◆ FRAGMENT DOKUMENTU ◆
==================================================
Alexander po wybudzeniu nie pojechał do stolicy, by upomnieć się o swoje lub by żądać zadośćuczynienia za krzywdy. Absolutnie. Czuł się na to zbyt słaby, czuł, że to jeszcze nie jego czas, nie ta chwila. Tymczasowo porzucił tę myśl na rzecz podróży po wschodnich i północnych krainach. Zobaczył świat po wojnie, jego mieszkańców, ich zapatrywaniu się na przyszłość, nową politykę. Szczególnie przyjrzał się sytuacji w Centralnym Kaedwen, która przedstawiała kompletnie nowy i z punktu widzenia Alexandra niebezpieczny nurt polityczny. Hasła głoszone przez nową władzę dobrze brzmiały, ale sporo było w nich kłamstwa, zbyt wiele fantazji. Brzmiały zbyt dobrze, by mogły zostać przełożone na rzeczywistość. Zwiedził każdy kraj, nigdzie nie zabawiał na zbyt długo i nigdzie nie posługiwał się prawdziwym mianem. W Redanii mógł być Arturem, zaś w Kovirze już chociażby Vespuccim. Przez ten czas szkolił ducha, ale nie zapomniał o ciele, a te zmieniło się diametralnie...
Drzwi otworzyły się, wpuszczając prócz snopu światła osobnika nielichej postawy i aparycji. Wojownik odziany był jak na bitwę, lecz na próżno było na nim szukać blaszanych elementów, z wyjątkiem stalowych naramienników. Hełmu także nie nosił. Ale cały arsenał za to już posiadał, można rzec. W dłoni dzierżył włócznię, której drzewiec nawet wykonany był ze stali. Na plecach umieszczona była okrągła tarcza ze stalowymi wzmocnieniami. Na pasie, na prawym boku zawieszony był toporek, lecz nie byle jaki, gdyż u podstawy był przyczepiony doń łańcuch. Metody walki nim można się było jeno domyślać. Oprócz tego jednoręczny miecz na lewym boku oraz przynajmniej trzy sztylety poukrywane to tu to tam. Wygląd przybysza nie wskazywał na przynależność do którejkolwiek ze stron. Nie wyglądał też na bandytę, a zatem wolny strzelec, najemnik.
==================================================
◆ ZADANIE DO WYKONANIA 1 ◆
Przetłumacz na angielski to zdanie z fragmentu o Alexandrze: „Hasła głoszone przez nową władzę dobrze brzmiały, ale sporo było w nich kłamstwa, zbyt wiele fantazji.”
◆ ZADANIE DO WYKONANIA 2 ◆
Proszę napisać dalszy ciąg fragmentu o Alexandrze, zaczynając zaraz po jego ostatnim zdaniu.
Wiersze zamieszczone dalej pochodzą z innego źródła.

◆ WYCINEK DANYCH ◆
==================================================
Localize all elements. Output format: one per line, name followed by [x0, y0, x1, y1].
==================================================
◆ ODPOWIEDŹ PISEMNA 1 ◆
The slogans proclaimed by the new authorities sounded good, but there was a lot of falsehood in them, too much fantasy.

◆ ODPOWIEDŹ PISEMNA 2 ◆
Stanął w progu, poszukując swym bardzo odmienionym wzrokiem dwóch osobników, jednocześnie zwracając na sobie uwagę tawernianej gawiedzi. W końcu wypatrzył dwójkę znajomych, lecz to elfa poznał najpierw.
Nie czyniąc nikomu problemów przysiadł się do tych dwóch, włócznię odkładając na bok. Wtedy też reszta zebranych zajęła się własnymi sprawami, tracąc zainteresowanie Alexandrem.
- Witajcie druhowie, minęło wiele czasu. Może nawet za dużo... - rozbrzmiał nieco niższym głosem, niż tym, który miał przed laty. Widocznie mutacja wiedźmińska wpłynęła także na to.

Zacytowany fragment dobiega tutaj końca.